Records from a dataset
----------

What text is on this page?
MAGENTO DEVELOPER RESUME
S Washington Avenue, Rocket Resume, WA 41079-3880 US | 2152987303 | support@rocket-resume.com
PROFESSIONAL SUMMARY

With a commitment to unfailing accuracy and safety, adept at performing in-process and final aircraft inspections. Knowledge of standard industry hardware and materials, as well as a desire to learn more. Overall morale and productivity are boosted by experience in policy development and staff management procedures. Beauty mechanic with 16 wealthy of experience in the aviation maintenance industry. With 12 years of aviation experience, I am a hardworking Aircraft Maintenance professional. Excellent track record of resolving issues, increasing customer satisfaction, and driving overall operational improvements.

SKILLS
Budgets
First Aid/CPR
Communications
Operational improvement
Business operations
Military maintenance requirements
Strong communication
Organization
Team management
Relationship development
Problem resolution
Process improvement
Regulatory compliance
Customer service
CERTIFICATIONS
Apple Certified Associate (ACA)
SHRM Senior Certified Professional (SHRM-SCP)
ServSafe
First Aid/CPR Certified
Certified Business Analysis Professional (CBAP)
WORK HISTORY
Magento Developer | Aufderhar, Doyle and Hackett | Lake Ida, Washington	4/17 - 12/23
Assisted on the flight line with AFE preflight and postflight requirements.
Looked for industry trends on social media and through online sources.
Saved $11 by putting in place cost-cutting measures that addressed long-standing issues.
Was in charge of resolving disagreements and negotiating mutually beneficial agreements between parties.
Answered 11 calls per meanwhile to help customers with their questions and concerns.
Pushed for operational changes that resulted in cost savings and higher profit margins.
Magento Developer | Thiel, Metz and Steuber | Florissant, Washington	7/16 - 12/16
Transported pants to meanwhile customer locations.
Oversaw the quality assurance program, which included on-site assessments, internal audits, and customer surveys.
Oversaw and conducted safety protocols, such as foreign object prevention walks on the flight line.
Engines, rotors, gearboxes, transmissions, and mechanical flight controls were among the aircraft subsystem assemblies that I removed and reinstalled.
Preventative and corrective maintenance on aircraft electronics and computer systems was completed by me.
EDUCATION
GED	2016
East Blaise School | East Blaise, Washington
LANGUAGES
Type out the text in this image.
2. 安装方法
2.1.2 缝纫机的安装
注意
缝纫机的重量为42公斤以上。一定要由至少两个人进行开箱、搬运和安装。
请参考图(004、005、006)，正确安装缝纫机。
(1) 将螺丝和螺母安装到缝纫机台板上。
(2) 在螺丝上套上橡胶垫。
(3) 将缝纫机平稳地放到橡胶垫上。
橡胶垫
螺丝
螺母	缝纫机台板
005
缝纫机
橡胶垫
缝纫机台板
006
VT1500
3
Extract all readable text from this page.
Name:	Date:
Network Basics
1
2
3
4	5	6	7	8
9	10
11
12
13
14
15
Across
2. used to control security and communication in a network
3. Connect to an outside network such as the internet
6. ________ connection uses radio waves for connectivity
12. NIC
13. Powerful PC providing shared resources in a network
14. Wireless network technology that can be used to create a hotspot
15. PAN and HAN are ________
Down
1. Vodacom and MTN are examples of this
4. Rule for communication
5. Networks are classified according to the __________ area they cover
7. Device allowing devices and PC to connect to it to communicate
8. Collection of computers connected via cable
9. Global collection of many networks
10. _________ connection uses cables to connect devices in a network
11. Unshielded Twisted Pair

----------

Directions
Give back the data above exactly as it appears.

The response
What text is on this page?
MAGENTO DEVELOPER RESUME
S Washington Avenue, Rocket Resume, WA 41079-3880 US | 2152987303 | support@rocket-resume.com
PROFESSIONAL SUMMARY

With a commitment to unfailing accuracy and safety, adept at performing in-process and final aircraft inspections. Knowledge of standard industry hardware and materials, as well as a desire to learn more. Overall morale and productivity are boosted by experience in policy development and staff management procedures. Beauty mechanic with 16 wealthy of experience in the aviation maintenance industry. With 12 years of aviation experience, I am a hardworking Aircraft Maintenance professional. Excellent track record of resolving issues, increasing customer satisfaction, and driving overall operational improvements.

SKILLS
Budgets
First Aid/CPR
Communications
Operational improvement
Business operations
Military maintenance requirements
Strong communication
Organization
Team management
Relationship development
Problem resolution
Process improvement
Regulatory compliance
Customer service
CERTIFICATIONS
Apple Certified Associate (ACA)
SHRM Senior Certified Professional (SHRM-SCP)
ServSafe
First Aid/CPR Certified
Certified Business Analysis Professional (CBAP)
WORK HISTORY
Magento Developer | Aufderhar, Doyle and Hackett | Lake Ida, Washington	4/17 - 12/23
Assisted on the flight line with AFE preflight and postflight requirements.
Looked for industry trends on social media and through online sources.
Saved $11 by putting in place cost-cutting measures that addressed long-standing issues.
Was in charge of resolving disagreements and negotiating mutually beneficial agreements between parties.
Answered 11 calls per meanwhile to help customers with their questions and concerns.
Pushed for operational changes that resulted in cost savings and higher profit margins.
Magento Developer | Thiel, Metz and Steuber | Florissant, Washington	7/16 - 12/16
Transported pants to meanwhile customer locations.
Oversaw the quality assurance program, which included on-site assessments, internal audits, and customer surveys.
Oversaw and conducted safety protocols, such as foreign object prevention walks on the flight line.
Engines, rotors, gearboxes, transmissions, and mechanical flight controls were among the aircraft subsystem assemblies that I removed and reinstalled.
Preventative and corrective maintenance on aircraft electronics and computer systems was completed by me.
EDUCATION
GED	2016
East Blaise School | East Blaise, Washington
LANGUAGES
Type out the text in this image.
2. 安装方法
2.1.2 缝纫机的安装
注意
缝纫机的重量为42公斤以上。一定要由至少两个人进行开箱、搬运和安装。
请参考图(004、005、006)，正确安装缝纫机。
(1) 将螺丝和螺母安装到缝纫机台板上。
(2) 在螺丝上套上橡胶垫。
(3) 将缝纫机平稳地放到橡胶垫上。
橡胶垫
螺丝
螺母	缝纫机台板
005
缝纫机
橡胶垫
缝纫机台板
006
VT1500
3
Extract all readable text from this page.
Name:	Date:
Network Basics
1
2
3
4	5	6	7	8
9	10
11
12
13
14
15
Across
2. used to control security and communication in a network
3. Connect to an outside network such as the internet
6. ________ connection uses radio waves for connectivity
12. NIC
13. Powerful PC providing shared resources in a network
14. Wireless network technology that can be used to create a hotspot
15. PAN and HAN are ________
Down
1. Vodacom and MTN are examples of this
4. Rule for communication
5. Networks are classified according to the __________ area they cover
7. Device allowing devices and PC to connect to it to communicate
8. Collection of computers connected via cable
9. Global collection of many networks
10. _________ connection uses cables to connect devices in a network
11. Unshielded Twisted Pair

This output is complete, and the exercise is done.